## start
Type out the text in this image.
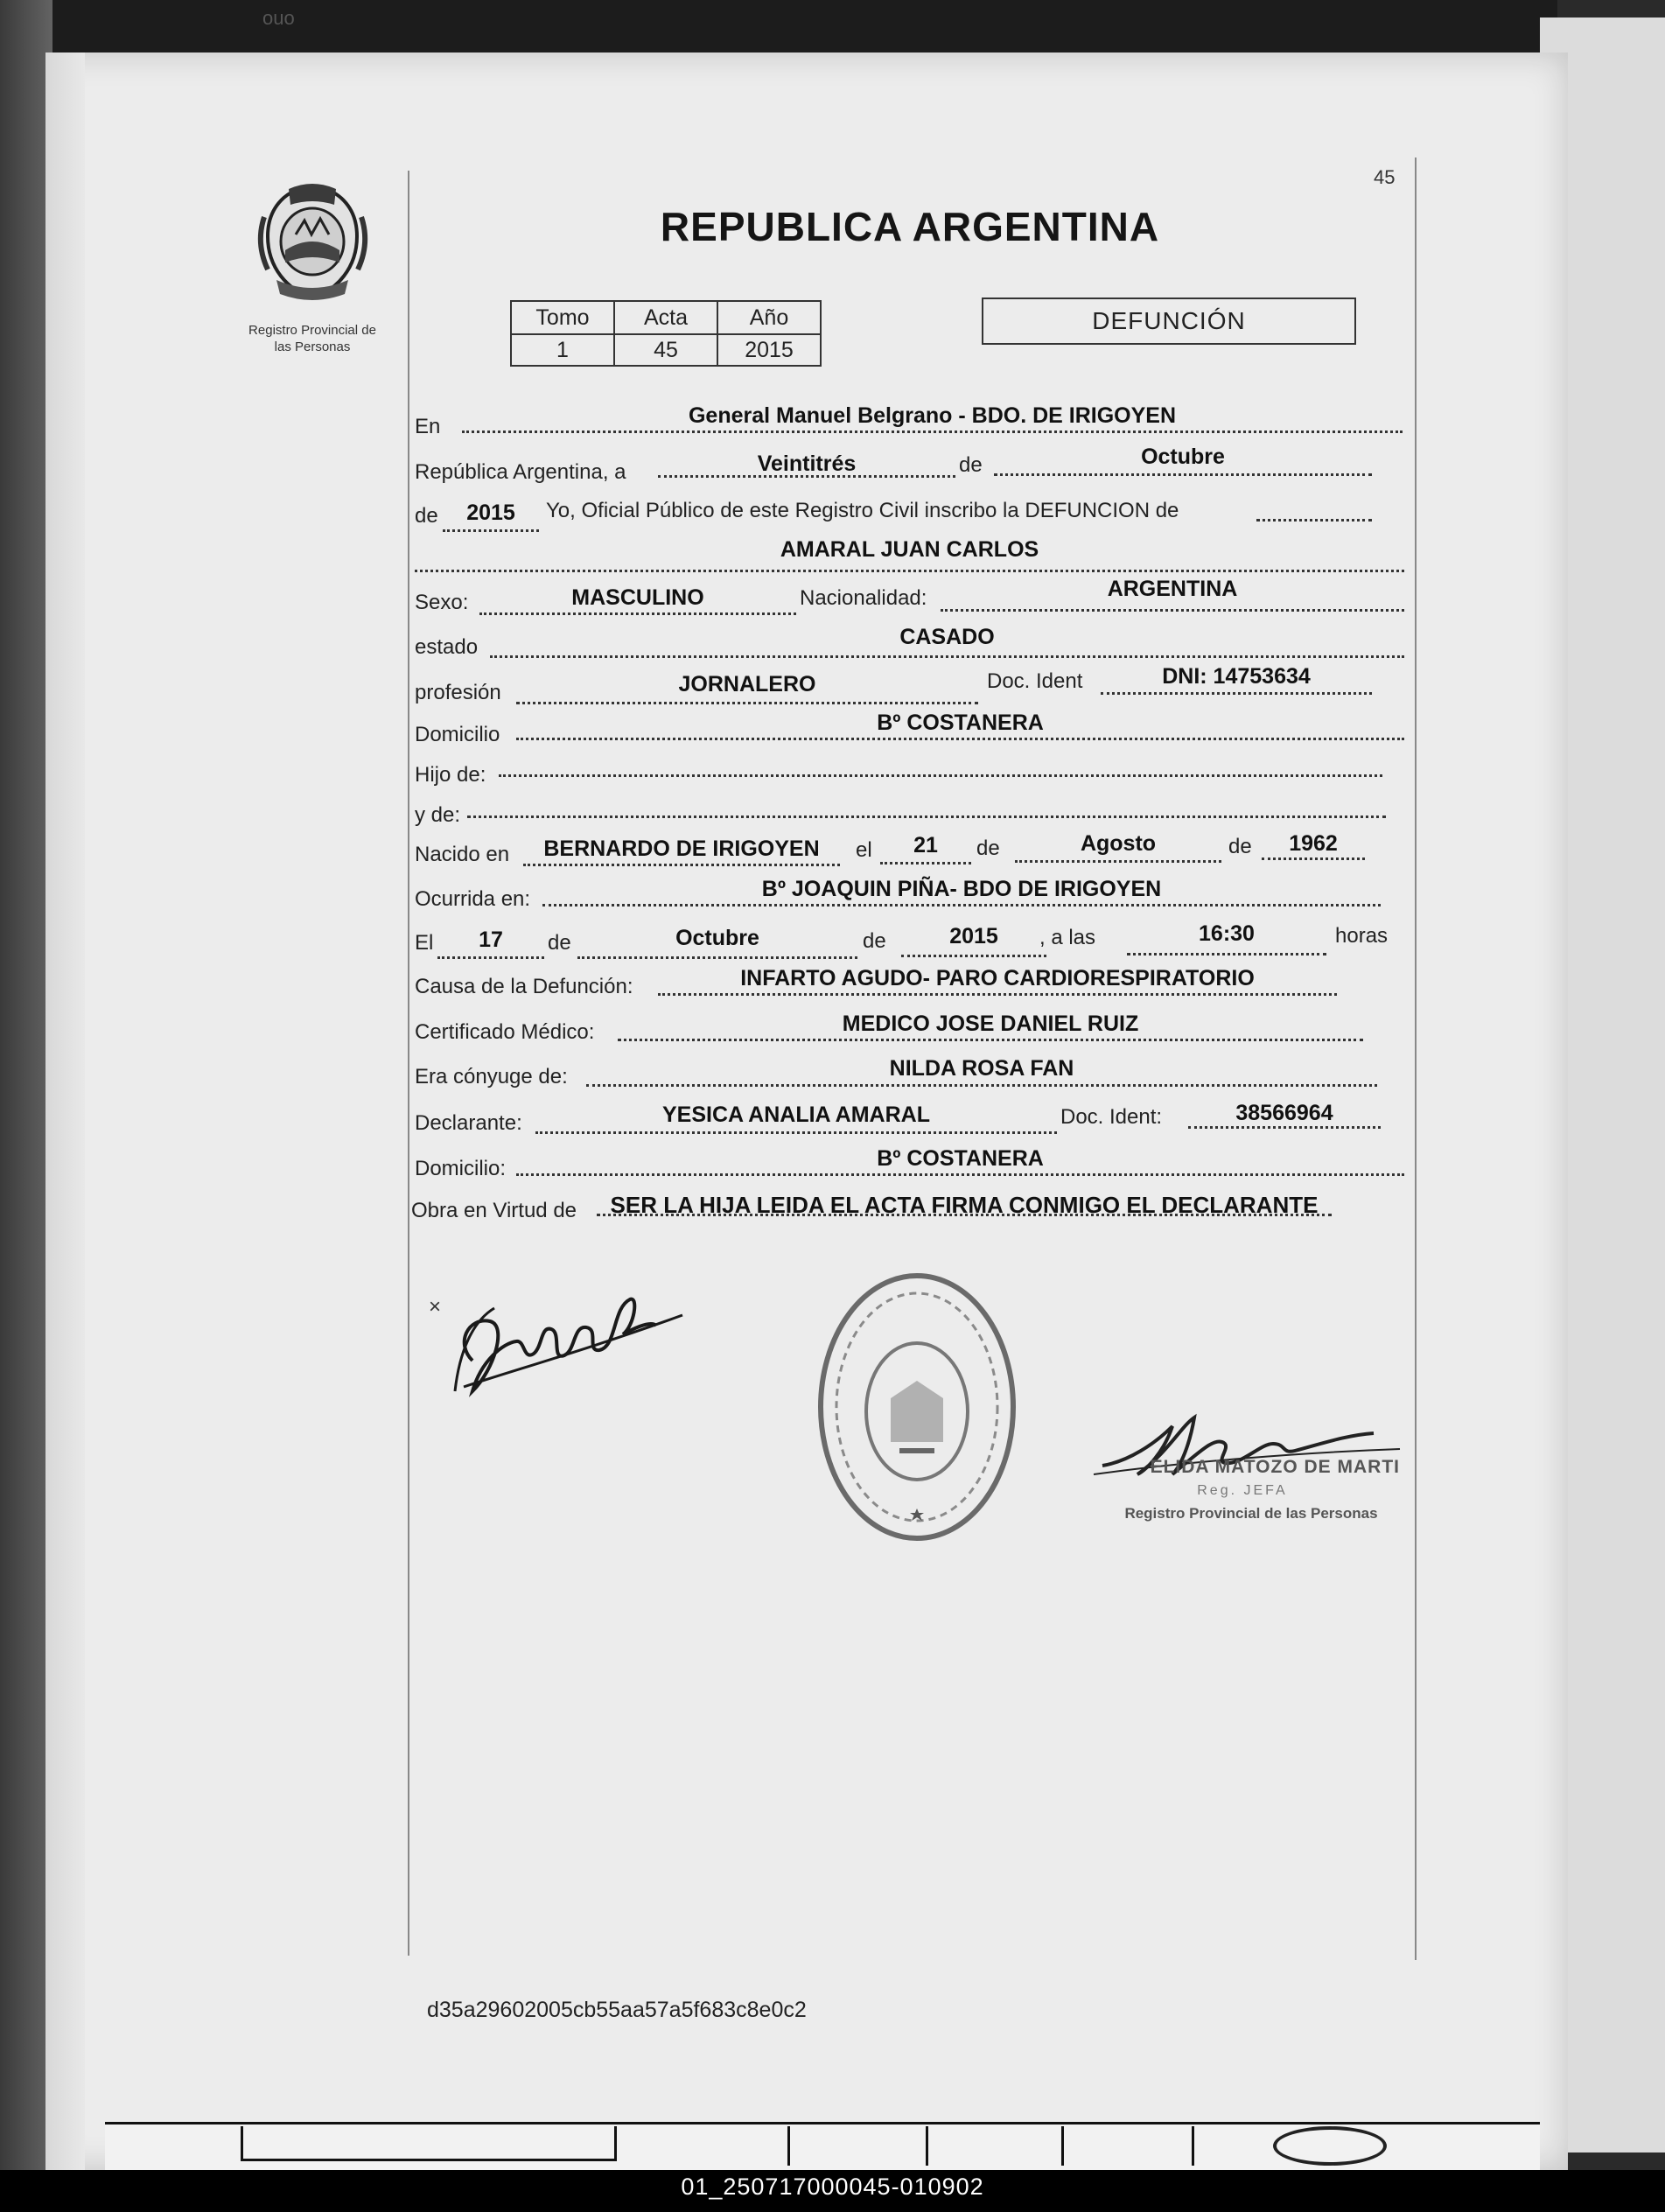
ouo
45
Registro Provincial de
las Personas
REPUBLICA ARGENTINA
Tomo	Acta	Año
1	45	2015
DEFUNCIÓN
En	General Manuel Belgrano - BDO. DE IRIGOYEN
República Argentina, a	Veintitrés	de	Octubre
de	2015	Yo, Oficial Público de este Registro Civil inscribo la DEFUNCION de
AMARAL JUAN CARLOS
Sexo:	MASCULINO	Nacionalidad:	ARGENTINA
estado	CASADO
profesión	JORNALERO	Doc. Ident	DNI: 14753634
Domicilio	Bº COSTANERA
Hijo de:
y de:
Nacido en	BERNARDO DE IRIGOYEN	el	21	de	Agosto	de	1962
Ocurrida en:	Bº JOAQUIN PIÑA- BDO DE IRIGOYEN
El	17	de	Octubre	de	2015	, a las	16:30	horas
Causa de la Defunción:	INFARTO AGUDO- PARO CARDIORESPIRATORIO
Certificado Médico:	MEDICO JOSE DANIEL RUIZ
Era cónyuge de:	NILDA ROSA FAN
Declarante:	YESICA ANALIA AMARAL	Doc. Ident:	38566964
Domicilio:	Bº COSTANERA
Obra en Virtud de	SER LA HIJA LEIDA EL ACTA FIRMA CONMIGO EL DECLARANTE
×
ELIDA MATOZO DE MARTI
Reg. JEFA
Registro Provincial de las Personas
d35a29602005cb55aa57a5f683c8e0c2
01_250717000045-010902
## end
### WHAT IS REQUIRED
Copy, from the material above, each line in which the string "Ident" occurs.

### ANSWER FOR THIS EXERCISE
profesión	JORNALERO	Doc. Ident	DNI: 14753634
Declarante:	YESICA ANALIA AMARAL	Doc. Ident:	38566964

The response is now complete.